Problem details
Locate the string "Output" throughout the material and copy every line in which it occurs.

Record excerpts

== == ==

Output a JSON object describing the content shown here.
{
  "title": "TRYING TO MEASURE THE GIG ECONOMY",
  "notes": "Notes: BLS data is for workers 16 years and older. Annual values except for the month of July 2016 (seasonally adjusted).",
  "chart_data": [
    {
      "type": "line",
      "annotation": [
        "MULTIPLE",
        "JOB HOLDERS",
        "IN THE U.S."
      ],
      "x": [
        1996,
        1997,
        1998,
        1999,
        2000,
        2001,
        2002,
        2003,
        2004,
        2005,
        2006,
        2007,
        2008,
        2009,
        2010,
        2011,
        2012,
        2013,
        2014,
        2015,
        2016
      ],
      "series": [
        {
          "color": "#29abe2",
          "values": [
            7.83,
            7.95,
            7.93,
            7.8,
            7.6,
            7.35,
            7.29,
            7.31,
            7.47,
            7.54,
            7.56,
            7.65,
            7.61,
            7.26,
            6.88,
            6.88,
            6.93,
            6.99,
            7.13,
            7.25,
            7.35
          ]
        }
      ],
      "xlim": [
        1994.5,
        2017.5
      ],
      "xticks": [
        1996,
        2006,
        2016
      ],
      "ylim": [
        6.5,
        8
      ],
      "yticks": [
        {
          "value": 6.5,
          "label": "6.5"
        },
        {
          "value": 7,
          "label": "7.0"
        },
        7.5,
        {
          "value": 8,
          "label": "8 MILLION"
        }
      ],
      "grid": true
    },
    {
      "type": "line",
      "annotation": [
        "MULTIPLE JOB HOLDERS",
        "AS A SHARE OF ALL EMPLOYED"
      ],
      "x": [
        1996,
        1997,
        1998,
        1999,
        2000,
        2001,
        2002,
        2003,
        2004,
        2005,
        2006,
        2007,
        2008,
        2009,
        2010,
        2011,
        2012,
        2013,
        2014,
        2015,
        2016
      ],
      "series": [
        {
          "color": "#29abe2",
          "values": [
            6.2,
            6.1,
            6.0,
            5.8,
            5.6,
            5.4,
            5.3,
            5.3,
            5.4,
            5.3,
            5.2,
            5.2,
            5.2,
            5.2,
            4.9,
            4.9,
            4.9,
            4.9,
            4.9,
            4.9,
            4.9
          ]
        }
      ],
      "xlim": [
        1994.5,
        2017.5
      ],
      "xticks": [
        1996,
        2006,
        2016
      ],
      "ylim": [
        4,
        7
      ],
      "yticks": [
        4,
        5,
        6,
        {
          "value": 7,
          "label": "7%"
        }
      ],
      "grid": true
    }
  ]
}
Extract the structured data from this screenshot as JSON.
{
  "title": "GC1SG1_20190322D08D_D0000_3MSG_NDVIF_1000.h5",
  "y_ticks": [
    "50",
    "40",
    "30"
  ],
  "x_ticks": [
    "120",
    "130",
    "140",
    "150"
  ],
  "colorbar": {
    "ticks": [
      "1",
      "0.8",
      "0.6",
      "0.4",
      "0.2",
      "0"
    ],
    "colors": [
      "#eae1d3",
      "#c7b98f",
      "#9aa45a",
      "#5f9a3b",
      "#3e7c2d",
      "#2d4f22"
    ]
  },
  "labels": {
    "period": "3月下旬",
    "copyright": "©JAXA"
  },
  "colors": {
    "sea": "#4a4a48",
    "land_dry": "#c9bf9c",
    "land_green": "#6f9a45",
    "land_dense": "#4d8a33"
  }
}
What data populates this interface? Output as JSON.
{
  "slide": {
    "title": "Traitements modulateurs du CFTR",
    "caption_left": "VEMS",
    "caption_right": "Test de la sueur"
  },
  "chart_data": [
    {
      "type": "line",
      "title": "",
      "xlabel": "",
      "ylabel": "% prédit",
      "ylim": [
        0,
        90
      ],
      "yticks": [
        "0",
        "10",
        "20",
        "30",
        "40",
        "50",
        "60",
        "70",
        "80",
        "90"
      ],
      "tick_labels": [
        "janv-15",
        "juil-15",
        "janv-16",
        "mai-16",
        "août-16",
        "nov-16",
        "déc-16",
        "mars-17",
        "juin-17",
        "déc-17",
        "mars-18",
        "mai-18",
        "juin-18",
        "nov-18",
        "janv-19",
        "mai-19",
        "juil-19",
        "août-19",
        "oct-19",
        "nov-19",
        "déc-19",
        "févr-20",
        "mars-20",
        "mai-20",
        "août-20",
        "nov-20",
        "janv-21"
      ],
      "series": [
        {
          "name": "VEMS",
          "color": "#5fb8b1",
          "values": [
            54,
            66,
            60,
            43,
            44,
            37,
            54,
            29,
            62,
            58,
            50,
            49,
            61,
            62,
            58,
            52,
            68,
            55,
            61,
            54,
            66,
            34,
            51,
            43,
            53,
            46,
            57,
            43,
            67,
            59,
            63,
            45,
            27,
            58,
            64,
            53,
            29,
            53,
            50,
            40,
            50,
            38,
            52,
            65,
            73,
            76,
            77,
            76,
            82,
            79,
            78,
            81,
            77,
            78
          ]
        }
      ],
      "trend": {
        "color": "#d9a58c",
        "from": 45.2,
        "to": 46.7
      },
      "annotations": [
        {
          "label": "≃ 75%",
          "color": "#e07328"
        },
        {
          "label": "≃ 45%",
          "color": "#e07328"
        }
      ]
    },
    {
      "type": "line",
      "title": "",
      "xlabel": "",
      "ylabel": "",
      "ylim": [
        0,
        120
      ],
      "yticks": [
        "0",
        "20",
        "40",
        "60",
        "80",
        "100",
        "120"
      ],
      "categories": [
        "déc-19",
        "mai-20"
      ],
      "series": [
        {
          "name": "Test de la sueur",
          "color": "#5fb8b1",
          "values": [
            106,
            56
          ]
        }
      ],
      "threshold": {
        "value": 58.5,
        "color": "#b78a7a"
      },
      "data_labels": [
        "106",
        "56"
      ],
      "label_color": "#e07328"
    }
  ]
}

== == ==

Written answer
Output a JSON object describing the content shown here.
What data populates this interface? Output as JSON.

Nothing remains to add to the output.